━━ Data ━━

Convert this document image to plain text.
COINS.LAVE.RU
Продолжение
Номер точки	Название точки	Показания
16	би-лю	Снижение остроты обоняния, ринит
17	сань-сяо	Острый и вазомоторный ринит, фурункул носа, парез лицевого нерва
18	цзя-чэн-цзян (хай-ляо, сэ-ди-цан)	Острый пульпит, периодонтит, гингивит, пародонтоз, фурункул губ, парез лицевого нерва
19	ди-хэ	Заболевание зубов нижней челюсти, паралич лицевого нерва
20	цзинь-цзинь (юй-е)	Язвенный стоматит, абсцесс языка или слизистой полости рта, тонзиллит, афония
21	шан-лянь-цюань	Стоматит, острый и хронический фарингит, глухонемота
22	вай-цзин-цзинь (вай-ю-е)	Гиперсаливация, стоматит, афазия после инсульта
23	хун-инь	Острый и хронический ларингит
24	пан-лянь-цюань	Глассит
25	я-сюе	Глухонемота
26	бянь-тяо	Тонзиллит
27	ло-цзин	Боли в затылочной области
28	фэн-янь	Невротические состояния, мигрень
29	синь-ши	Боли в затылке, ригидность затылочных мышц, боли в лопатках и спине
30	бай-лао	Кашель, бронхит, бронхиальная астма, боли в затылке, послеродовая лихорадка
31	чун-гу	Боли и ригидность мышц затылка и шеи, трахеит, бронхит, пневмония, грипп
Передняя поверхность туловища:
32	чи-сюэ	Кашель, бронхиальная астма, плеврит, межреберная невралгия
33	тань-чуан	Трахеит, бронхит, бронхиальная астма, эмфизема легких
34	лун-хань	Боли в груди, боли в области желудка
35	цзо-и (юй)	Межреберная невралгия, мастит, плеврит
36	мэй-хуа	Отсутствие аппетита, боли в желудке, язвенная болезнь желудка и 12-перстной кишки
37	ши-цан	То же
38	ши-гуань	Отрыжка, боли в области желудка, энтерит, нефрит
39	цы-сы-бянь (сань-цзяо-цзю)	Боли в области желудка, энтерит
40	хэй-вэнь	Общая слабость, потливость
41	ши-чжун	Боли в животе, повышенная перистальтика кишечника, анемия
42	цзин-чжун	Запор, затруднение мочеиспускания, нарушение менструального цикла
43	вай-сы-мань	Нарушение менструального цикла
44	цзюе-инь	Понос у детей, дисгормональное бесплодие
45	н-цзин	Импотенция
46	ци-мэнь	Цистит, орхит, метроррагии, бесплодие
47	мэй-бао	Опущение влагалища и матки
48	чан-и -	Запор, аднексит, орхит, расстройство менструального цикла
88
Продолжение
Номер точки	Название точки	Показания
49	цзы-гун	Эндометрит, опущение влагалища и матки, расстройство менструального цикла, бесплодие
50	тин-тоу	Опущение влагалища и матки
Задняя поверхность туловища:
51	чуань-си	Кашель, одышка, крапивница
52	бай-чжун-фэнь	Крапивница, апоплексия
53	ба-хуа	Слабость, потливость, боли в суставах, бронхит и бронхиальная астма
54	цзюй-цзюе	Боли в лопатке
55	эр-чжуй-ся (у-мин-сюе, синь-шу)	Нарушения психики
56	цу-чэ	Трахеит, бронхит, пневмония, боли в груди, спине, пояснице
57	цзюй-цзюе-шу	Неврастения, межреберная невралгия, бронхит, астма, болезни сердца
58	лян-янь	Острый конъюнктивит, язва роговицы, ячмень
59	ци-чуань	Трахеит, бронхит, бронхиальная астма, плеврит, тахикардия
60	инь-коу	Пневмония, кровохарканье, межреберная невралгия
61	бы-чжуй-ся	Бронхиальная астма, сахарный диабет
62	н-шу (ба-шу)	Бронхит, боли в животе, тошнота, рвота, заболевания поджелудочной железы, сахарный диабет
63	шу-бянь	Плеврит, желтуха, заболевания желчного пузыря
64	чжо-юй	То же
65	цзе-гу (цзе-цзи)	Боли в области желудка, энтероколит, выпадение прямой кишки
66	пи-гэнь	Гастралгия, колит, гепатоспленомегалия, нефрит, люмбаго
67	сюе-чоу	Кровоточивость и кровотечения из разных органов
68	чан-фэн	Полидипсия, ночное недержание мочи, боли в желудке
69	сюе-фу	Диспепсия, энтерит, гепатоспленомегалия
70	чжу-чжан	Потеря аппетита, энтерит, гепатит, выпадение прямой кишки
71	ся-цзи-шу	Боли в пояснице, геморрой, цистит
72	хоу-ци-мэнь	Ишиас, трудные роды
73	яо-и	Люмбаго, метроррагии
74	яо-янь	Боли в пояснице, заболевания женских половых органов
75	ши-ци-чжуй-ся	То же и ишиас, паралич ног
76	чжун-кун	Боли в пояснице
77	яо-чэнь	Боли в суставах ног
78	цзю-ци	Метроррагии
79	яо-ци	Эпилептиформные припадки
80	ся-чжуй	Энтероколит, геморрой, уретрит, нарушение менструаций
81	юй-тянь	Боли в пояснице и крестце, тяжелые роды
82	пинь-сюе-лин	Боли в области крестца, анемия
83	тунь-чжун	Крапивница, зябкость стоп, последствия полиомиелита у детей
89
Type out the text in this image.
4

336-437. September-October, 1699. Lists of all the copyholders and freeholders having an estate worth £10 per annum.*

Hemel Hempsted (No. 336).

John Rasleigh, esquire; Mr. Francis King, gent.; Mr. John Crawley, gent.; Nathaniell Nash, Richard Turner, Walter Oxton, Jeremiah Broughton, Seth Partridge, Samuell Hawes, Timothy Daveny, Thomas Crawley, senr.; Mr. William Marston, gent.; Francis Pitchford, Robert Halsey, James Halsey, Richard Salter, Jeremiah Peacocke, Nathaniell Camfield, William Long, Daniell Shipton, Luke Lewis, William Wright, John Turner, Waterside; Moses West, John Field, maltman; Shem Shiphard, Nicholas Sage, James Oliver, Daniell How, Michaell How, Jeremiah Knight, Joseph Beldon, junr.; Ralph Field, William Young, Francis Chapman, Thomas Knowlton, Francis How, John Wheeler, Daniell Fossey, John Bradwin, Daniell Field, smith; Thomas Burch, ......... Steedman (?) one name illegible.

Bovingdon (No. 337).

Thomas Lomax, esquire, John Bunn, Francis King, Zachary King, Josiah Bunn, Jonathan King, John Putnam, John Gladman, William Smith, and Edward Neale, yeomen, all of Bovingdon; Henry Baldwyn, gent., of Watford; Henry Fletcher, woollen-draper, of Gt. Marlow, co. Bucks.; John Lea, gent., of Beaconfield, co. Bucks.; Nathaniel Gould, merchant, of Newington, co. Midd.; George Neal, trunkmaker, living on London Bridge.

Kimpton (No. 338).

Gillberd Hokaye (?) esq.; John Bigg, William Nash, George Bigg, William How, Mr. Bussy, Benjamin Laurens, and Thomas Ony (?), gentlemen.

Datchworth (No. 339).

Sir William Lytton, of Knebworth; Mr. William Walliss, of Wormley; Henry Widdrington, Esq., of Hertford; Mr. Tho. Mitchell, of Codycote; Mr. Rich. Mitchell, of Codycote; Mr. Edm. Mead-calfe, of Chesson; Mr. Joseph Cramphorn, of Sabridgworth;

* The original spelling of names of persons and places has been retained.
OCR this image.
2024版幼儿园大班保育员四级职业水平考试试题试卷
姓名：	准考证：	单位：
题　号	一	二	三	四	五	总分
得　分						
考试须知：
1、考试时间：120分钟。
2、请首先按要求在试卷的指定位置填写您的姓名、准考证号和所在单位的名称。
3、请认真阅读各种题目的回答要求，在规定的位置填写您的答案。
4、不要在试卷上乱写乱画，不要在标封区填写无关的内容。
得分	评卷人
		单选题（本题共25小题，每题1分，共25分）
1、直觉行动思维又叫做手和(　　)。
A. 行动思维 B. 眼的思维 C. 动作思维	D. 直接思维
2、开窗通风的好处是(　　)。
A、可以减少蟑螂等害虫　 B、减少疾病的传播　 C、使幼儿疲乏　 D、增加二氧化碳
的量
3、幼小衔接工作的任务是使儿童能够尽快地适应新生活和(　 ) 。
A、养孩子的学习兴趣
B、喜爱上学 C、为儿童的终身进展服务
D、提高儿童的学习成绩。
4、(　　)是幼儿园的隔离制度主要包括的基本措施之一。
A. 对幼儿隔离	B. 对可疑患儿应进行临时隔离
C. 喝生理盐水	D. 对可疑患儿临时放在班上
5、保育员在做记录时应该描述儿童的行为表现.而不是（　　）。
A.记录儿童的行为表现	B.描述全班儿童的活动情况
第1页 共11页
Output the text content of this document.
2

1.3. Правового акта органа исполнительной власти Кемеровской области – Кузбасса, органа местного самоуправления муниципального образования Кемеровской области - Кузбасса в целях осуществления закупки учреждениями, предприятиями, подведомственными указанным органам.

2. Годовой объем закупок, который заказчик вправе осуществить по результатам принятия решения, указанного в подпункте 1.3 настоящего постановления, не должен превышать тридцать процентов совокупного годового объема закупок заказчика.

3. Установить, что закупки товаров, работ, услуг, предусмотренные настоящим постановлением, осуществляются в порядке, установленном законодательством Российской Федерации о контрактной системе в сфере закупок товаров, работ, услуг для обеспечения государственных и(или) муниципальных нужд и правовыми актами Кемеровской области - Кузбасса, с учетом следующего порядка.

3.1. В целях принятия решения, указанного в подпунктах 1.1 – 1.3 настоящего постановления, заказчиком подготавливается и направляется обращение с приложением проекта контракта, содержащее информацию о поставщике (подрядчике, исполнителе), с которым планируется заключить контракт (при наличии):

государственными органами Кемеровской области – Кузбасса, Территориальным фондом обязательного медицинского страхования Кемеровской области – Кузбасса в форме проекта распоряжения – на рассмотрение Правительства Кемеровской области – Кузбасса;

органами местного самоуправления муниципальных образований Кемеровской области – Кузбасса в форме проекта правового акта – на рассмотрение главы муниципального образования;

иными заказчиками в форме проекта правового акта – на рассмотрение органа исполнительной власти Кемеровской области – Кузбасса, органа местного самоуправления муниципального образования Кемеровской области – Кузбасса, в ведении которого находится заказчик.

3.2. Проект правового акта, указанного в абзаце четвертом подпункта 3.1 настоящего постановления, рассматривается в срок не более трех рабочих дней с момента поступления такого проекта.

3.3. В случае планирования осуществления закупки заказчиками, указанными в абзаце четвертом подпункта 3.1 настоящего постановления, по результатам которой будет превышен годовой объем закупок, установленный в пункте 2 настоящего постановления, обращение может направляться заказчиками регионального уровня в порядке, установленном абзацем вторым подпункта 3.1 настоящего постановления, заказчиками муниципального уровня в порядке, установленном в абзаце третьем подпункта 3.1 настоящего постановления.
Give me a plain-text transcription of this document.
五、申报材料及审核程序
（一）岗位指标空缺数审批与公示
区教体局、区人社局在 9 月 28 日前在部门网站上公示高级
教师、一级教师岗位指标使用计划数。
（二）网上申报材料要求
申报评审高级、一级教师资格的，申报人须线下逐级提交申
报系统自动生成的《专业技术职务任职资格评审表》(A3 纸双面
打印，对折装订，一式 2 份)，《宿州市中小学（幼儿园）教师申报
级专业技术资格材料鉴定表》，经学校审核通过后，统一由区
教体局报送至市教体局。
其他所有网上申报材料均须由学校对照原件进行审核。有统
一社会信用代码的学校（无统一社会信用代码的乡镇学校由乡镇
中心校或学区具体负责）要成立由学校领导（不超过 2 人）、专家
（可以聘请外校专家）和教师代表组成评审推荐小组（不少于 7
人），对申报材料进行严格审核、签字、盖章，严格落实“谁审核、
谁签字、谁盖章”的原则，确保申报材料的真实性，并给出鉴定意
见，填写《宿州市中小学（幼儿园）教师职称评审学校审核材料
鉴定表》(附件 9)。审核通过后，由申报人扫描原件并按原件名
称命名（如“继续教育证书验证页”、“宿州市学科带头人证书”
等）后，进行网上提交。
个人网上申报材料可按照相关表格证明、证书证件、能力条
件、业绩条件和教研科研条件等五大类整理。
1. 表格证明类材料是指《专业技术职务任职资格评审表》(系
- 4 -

━━━

◆ **Directions**:
From the listing above, collect each line in which the string "расстройство" appears.

◆ **Task result**:
48	чан-и -	Запор, аднексит, орхит, расстройство менструального цикла
49	цзы-гун	Эндометрит, опущение влагалища и матки, расстройство менструального цикла, бесплодие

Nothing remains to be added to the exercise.